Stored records
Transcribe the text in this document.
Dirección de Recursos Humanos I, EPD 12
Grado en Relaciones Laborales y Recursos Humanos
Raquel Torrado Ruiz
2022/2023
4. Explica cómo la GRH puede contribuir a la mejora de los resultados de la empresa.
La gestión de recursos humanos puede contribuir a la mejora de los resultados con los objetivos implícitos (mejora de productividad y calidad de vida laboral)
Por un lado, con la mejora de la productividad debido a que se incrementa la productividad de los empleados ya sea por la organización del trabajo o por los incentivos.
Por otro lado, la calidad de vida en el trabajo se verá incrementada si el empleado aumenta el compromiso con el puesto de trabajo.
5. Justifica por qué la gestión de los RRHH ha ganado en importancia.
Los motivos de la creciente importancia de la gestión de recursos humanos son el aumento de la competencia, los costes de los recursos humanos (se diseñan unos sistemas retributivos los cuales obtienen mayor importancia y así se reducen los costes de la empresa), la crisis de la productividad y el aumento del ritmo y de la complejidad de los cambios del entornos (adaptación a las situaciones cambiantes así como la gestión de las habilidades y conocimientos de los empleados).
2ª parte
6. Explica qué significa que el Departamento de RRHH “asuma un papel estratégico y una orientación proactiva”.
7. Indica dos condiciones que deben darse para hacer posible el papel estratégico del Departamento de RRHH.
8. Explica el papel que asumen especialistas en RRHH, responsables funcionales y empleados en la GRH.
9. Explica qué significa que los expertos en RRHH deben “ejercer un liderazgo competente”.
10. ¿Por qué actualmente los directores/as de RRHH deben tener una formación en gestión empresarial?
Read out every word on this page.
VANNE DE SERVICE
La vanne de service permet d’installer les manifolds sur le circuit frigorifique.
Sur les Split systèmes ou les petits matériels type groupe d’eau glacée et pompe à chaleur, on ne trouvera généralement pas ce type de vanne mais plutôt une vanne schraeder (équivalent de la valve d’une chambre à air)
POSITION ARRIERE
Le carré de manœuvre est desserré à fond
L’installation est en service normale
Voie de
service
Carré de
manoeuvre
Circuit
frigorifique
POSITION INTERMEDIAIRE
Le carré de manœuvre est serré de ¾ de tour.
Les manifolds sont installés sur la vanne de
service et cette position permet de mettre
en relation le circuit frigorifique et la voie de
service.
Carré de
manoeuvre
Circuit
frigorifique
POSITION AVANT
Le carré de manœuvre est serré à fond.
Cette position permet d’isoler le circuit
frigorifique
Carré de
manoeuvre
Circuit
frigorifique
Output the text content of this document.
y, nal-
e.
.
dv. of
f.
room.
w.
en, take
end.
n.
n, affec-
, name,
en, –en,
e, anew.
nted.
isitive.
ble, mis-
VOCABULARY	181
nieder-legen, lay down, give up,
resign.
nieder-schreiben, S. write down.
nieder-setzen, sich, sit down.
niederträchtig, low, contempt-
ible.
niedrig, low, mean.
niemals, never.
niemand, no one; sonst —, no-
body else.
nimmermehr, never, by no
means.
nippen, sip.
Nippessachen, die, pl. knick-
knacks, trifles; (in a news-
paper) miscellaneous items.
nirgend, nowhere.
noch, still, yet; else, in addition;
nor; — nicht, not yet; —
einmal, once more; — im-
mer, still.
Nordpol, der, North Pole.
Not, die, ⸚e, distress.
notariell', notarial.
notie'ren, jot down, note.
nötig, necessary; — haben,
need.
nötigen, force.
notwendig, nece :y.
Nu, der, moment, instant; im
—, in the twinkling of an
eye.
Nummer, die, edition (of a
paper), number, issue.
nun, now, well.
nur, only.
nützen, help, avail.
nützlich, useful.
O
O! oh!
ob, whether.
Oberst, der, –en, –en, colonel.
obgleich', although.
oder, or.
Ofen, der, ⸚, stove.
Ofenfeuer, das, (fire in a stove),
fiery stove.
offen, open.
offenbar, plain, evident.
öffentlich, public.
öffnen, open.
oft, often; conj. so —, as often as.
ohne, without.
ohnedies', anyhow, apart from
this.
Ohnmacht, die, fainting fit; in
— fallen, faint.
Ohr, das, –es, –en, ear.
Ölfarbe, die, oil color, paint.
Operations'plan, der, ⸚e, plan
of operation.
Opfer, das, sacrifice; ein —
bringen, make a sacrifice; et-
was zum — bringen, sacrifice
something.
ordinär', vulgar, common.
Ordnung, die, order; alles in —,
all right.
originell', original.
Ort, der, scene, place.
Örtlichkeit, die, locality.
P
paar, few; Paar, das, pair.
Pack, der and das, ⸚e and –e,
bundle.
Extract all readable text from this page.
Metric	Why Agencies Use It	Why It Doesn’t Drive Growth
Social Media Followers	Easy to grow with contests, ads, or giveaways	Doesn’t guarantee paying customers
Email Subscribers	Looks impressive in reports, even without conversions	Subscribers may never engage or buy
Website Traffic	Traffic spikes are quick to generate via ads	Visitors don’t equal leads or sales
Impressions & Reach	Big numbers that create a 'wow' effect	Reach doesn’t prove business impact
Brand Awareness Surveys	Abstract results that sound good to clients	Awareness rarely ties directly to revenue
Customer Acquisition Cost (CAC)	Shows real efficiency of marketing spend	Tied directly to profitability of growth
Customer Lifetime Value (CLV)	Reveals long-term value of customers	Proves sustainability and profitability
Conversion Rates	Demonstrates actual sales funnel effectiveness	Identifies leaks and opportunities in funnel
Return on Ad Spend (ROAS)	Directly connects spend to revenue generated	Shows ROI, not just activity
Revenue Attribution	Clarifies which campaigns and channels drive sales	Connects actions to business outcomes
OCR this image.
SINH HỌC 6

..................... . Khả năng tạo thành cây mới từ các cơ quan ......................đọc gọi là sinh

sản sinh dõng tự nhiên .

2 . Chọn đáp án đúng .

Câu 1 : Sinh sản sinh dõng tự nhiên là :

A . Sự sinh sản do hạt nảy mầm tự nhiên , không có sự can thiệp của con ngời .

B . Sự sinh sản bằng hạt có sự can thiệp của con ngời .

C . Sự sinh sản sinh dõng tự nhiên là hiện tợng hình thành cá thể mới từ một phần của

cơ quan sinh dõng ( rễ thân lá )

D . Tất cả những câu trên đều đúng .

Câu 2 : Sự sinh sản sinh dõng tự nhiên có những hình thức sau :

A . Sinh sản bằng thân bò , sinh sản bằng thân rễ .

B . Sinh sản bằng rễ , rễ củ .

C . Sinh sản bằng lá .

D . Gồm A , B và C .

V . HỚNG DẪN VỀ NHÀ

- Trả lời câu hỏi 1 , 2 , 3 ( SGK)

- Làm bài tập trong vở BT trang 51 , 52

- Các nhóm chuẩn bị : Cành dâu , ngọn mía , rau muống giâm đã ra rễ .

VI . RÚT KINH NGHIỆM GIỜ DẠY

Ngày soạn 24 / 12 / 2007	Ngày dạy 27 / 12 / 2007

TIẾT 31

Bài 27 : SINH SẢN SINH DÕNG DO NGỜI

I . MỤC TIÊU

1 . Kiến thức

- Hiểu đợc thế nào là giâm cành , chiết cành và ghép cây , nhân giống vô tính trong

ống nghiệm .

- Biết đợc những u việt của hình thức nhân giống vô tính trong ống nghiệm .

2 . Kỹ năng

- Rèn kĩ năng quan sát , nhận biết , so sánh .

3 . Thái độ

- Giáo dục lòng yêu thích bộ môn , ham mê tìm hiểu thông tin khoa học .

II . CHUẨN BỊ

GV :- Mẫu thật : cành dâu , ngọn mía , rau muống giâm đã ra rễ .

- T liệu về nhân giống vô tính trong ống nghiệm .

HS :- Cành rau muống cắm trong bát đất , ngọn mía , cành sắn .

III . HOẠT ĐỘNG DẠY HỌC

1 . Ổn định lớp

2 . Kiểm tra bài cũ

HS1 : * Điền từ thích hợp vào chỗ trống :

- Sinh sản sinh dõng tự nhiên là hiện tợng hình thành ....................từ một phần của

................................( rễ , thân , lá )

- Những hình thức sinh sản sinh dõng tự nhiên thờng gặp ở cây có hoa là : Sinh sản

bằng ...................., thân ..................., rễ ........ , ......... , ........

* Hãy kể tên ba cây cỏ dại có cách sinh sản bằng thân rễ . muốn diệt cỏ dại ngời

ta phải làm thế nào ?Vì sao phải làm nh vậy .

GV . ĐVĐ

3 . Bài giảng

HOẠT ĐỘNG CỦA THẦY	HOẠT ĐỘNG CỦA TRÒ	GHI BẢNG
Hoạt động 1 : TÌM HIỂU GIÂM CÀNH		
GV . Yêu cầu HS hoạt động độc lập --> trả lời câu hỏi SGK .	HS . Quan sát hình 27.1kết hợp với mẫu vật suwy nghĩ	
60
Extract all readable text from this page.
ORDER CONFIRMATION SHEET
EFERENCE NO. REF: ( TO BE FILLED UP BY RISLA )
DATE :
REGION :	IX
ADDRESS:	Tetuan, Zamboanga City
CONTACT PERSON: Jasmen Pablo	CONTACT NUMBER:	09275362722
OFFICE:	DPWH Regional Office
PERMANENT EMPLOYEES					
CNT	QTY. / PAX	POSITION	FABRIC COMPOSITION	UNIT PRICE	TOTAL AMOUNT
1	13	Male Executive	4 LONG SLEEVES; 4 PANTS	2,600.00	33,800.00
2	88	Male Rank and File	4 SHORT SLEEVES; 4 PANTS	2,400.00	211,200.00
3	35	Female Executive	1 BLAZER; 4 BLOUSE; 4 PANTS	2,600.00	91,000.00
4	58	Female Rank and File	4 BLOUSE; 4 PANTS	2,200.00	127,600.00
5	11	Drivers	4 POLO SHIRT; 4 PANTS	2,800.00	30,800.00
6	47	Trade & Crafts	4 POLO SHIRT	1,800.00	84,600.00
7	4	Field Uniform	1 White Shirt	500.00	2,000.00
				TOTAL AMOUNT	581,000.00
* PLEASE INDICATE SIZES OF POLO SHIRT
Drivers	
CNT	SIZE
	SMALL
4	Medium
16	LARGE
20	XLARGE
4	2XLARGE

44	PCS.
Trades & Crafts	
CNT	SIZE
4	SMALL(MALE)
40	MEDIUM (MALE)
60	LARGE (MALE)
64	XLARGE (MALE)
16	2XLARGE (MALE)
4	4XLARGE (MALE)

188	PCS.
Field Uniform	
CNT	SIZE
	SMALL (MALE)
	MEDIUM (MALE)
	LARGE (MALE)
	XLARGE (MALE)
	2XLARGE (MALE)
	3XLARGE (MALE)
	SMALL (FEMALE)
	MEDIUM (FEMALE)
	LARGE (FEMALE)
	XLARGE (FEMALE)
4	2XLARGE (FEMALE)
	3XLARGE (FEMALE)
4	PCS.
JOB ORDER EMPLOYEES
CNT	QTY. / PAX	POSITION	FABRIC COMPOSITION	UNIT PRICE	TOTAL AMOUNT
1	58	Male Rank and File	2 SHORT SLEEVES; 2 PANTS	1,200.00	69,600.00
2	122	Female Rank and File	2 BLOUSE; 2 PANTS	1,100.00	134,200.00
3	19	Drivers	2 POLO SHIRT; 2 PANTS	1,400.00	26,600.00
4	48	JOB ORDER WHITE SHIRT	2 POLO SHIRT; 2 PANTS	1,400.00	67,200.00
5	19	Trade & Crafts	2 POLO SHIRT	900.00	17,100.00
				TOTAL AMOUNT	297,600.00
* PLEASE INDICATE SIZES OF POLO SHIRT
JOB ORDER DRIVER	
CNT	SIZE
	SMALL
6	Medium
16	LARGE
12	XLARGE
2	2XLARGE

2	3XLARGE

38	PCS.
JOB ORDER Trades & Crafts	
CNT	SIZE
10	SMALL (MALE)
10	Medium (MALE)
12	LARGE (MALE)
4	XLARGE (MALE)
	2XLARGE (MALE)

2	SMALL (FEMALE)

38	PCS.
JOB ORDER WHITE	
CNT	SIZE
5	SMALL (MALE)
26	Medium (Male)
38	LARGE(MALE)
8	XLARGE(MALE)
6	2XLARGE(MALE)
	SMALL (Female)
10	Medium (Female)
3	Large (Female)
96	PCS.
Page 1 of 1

→ SHORT TASK
Copy each line of the data that contains the word "POLO".

→ FINAL ANSWER
5	11	Drivers	4 POLO SHIRT; 4 PANTS	2,800.00	30,800.00
6	47	Trade & Crafts	4 POLO SHIRT	1,800.00	84,600.00
* PLEASE INDICATE SIZES OF POLO SHIRT
3	19	Drivers	2 POLO SHIRT; 2 PANTS	1,400.00	26,600.00
4	48	JOB ORDER WHITE SHIRT	2 POLO SHIRT; 2 PANTS	1,400.00	67,200.00
5	19	Trade & Crafts	2 POLO SHIRT	900.00	17,100.00
* PLEASE INDICATE SIZES OF POLO SHIRT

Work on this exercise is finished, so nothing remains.